__What to do__
Please answer from the text on Virginia College: how many students have enrolled since the college opened in Jackson?

What’s ‘Virginia’ College doing in Mississippi?

You’ve seen the TV commercials, but what do you really know about Virginia College?

At first glance, the proprietary school based in Birmingham, Ala., doesn’t seem to have roots in Virginia. The sign appears out of place in Mississippi. But the lack of name recognition — or name confusion — hasn’t hurt the college. Almost 150 students have enrolled since Virginia College opened its doors in Jackson last fall.

“In most instances, community colleges train their students to go to senior colleges. We train our students to go to work,” said Bill Milstead, director of admissions.

However, Jimmy Smith, vice president for occupational programs at Hinds Community College in Raymond, disagrees.

“Hinds is a comprehensive community college serving the needs of all types of students, whether they are planning to transfer to a university or enter the job market after completing one of our technical or career programs,” he said. “This comprehensiveness includes one-year certificate programs and two-year associate of applied science degrees, plus such training as job skill upgrade, adult basic education and GED preparation.”

Mississippi’s community college system, one the oldest in the country, is actively involved in workforce training and development programs throughout the state.

Olon Ray, executive director of the State Board for Community and Junior Colleges, said proprietary schools fall under the auspices of the community college board as a legal licensure for certain minimum requirements to meet state statutes.

“I don’t know of any complaints about Virginia College,” he said.

In the early to mid-1990s, proprietary schools went through a shake-up when the U.S. Department of Education raised standards for qualification of financial aid programs. Because of an inability to administer financial aid, many proprietary schools folded, including Mississippi-based Phillips College, with 38 schools around the nation.

Danny Seal, director of proprietary schools, a division of the State Board for Community and Junior Colleges, said Virginia College received a good endorsement from the commissioner of Alabama — and seems to have found a niche market in Jackson.

“Other schools in the area are now looking to possibly upgrade their facilities,” he said, adding that the community college board is not an accrediting body nor does it endorse private colleges. “So far, we’ve had a limited history with them, but our dealings with them have been very positive.”

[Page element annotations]
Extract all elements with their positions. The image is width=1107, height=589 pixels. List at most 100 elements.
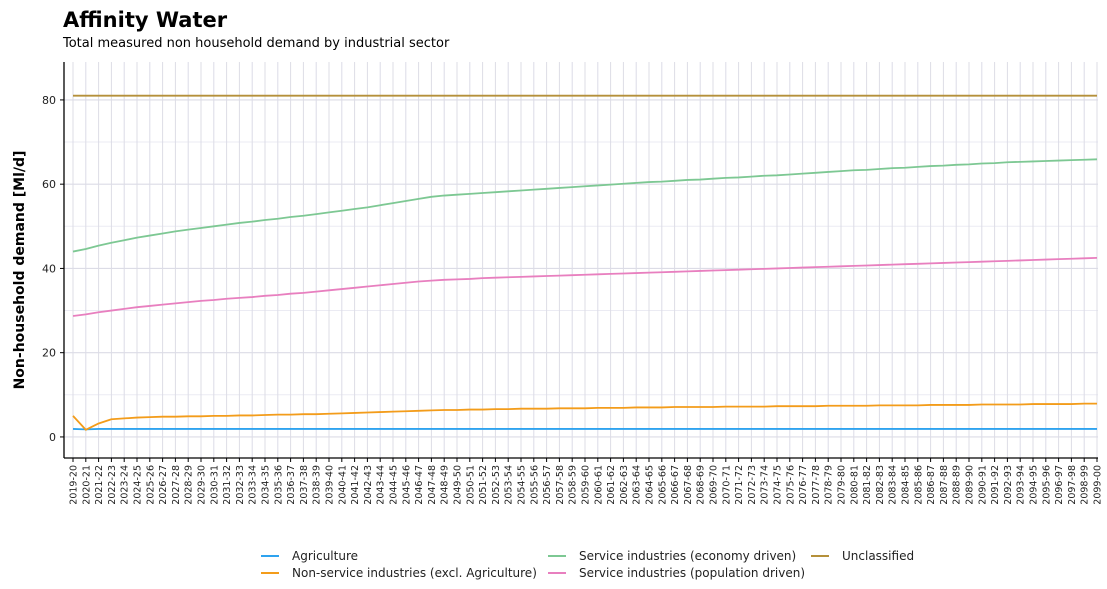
x-tick-label: 2062-63: [619, 465, 630, 505]
x-tick-label: 2020-21: [81, 465, 92, 505]
x-tick-label: 2039-40: [325, 465, 336, 505]
grid: [63, 62, 1098, 459]
x-tick-label: 2040-41: [337, 465, 348, 505]
x-tick-label: 2056-57: [542, 465, 553, 505]
x-tick-label: 2065-66: [657, 465, 668, 505]
x-tick-label: 2081-82: [862, 465, 873, 505]
x-tick-label: 2034-35: [261, 465, 272, 505]
x-tick-label: 2054-55: [517, 465, 528, 505]
series-line: [72, 158, 1098, 253]
y-tick-label: 40: [42, 262, 56, 275]
x-tick-label: 2098-99: [1080, 465, 1091, 505]
x-tick-label: 2079-80: [837, 465, 848, 505]
x-tick-label: 2093-94: [1016, 465, 1027, 505]
x-tick-label: 2078-79: [824, 465, 835, 505]
x-tick-label: 2041-42: [350, 465, 361, 505]
x-tick-label: 2045-46: [401, 465, 412, 505]
x-tick-label: 2030-31: [209, 465, 220, 505]
x-tick-label: 2033-34: [248, 465, 259, 505]
x-tick-label: 2071-72: [734, 465, 745, 505]
chart-title: Affinity Water: [63, 8, 228, 32]
x-tick-label: 2048-49: [440, 465, 451, 505]
x-tick-label: 2024-25: [133, 465, 144, 505]
x-tick-label: 2092-93: [1003, 465, 1014, 505]
x-tick-label: 2049-50: [453, 465, 464, 505]
x-tick-label: 2073-74: [760, 465, 771, 505]
x-tick-label: 2067-68: [683, 465, 694, 505]
x-tick-label: 2044-45: [389, 465, 400, 505]
x-tick-label: 2063-64: [632, 465, 643, 505]
y-tick-label: 20: [42, 347, 56, 360]
x-tick-label: 2060-61: [593, 465, 604, 505]
x-tick-label: 2057-58: [555, 465, 566, 505]
legend-label: Unclassified: [842, 549, 914, 563]
x-tick-label: 2058-59: [568, 465, 579, 505]
x-tick-label: 2097-98: [1067, 465, 1078, 505]
x-tick-label: 2035-36: [273, 465, 284, 505]
x-tick-label: 2099-00: [1093, 465, 1104, 505]
x-tick-label: 2052-53: [491, 465, 502, 505]
x-tick-label: 2086-87: [926, 465, 937, 505]
legend: Agriculture Non-service industries (excl.…: [261, 549, 914, 580]
x-tick-label: 2055-56: [529, 465, 540, 505]
series-lines: [72, 94, 1098, 431]
x-tick-label: 2074-75: [773, 465, 784, 505]
x-tick-label: 2083-84: [888, 465, 899, 505]
x-tick-label: 2088-89: [952, 465, 963, 505]
x-tick-label: 2038-39: [312, 465, 323, 505]
x-tick-label: 2043-44: [376, 465, 387, 505]
x-tick-label: 2075-76: [785, 465, 796, 505]
x-tick-label: 2095-96: [1041, 465, 1052, 505]
legend-label: Non-service industries (excl. Agricultur…: [292, 566, 537, 580]
legend-label: Service industries (population driven): [579, 566, 805, 580]
x-tick-label: 2021-22: [94, 465, 105, 505]
x-tick-label: 2080-81: [849, 465, 860, 505]
x-tick-label: 2089-90: [965, 465, 976, 505]
x-tick-label: 2091-92: [990, 465, 1001, 505]
x-tick-label: 2047-48: [427, 465, 438, 505]
x-tick-label: 2068-69: [696, 465, 707, 505]
x-tick-label: 2061-62: [606, 465, 617, 505]
x-tick-label: 2082-83: [875, 465, 886, 505]
x-tick-label: 2069-70: [709, 465, 720, 505]
x-tick-label: 2046-47: [414, 465, 425, 505]
y-tick-label: 80: [42, 94, 56, 107]
x-tick-label: 2050-51: [465, 465, 476, 505]
x-tick-label: 2028-29: [184, 465, 195, 505]
x-tick-label: 2019-20: [69, 465, 80, 505]
x-tick-label: 2084-85: [901, 465, 912, 505]
x-tick-label: 2077-78: [811, 465, 822, 505]
x-tick-label: 2064-65: [645, 465, 656, 505]
series-line: [72, 256, 1098, 317]
x-tick-label: 2070-71: [721, 465, 732, 505]
series-line: [72, 402, 1097, 431]
x-tick-label: 2059-60: [581, 465, 592, 505]
x-tick-label: 2036-37: [286, 465, 297, 505]
x-tick-label: 2096-97: [1054, 465, 1065, 505]
x-tick-label: 2042-43: [363, 465, 374, 505]
legend-label: Service industries (economy driven): [579, 549, 796, 563]
x-tick-label: 2025-26: [145, 465, 156, 505]
chart-subtitle: Total measured non household demand by i…: [62, 36, 450, 51]
x-tick-label: 2023-24: [120, 465, 131, 505]
x-tick-label: 2094-95: [1029, 465, 1040, 505]
y-tick-label: 0: [49, 431, 56, 444]
x-tick-label: 2032-33: [235, 465, 246, 505]
x-tick-label: 2051-52: [478, 465, 489, 505]
x-tick-label: 2053-54: [504, 465, 515, 505]
x-axis-ticks: 2019-20 2020-21 2021-22 2022-23 2023-24 2024-…: [69, 458, 1104, 505]
x-tick-label: 2031-32: [222, 465, 233, 505]
x-tick-label: 2027-28: [171, 465, 182, 505]
x-tick-label: 2066-67: [670, 465, 681, 505]
y-axis-label: Non-household demand [Ml/d]: [12, 151, 28, 390]
y-tick-label: 60: [42, 178, 56, 191]
x-tick-label: 2026-27: [158, 465, 169, 505]
x-tick-label: 2090-91: [977, 465, 988, 505]
x-tick-label: 2029-30: [197, 465, 208, 505]
legend-label: Agriculture: [292, 549, 358, 563]
x-tick-label: 2085-86: [913, 465, 924, 505]
x-tick-label: 2072-73: [747, 465, 758, 505]
x-tick-label: 2037-38: [299, 465, 310, 505]
x-tick-label: 2076-77: [798, 465, 809, 505]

__Response to this exercise__
Almost 150 students.